#### TASK TO COMPLETE:
Pull out every line of the material that contains the string "button".

[BEGIN STORED ROWS]

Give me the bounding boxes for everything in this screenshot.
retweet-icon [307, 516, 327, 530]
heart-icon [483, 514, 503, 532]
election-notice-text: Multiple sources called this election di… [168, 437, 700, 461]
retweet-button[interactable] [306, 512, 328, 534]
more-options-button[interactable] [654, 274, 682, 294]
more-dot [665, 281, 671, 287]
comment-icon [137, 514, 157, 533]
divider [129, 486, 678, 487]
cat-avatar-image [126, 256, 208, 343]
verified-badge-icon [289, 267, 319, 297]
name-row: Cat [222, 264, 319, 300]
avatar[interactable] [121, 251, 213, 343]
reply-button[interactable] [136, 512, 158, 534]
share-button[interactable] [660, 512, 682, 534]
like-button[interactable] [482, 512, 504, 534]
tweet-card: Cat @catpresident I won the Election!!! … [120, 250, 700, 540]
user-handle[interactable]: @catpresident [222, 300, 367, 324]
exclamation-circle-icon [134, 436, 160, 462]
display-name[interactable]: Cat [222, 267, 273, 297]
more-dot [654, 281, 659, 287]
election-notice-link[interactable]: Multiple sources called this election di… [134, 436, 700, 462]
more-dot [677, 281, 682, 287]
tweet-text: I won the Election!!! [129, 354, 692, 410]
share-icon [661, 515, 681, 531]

[END STORED ROWS]

#### SOLUTION TO THIS TASK:
retweet-button[interactable] [306, 512, 328, 534]
more-options-button[interactable] [654, 274, 682, 294]
reply-button[interactable] [136, 512, 158, 534]
share-button[interactable] [660, 512, 682, 534]
like-button[interactable] [482, 512, 504, 534]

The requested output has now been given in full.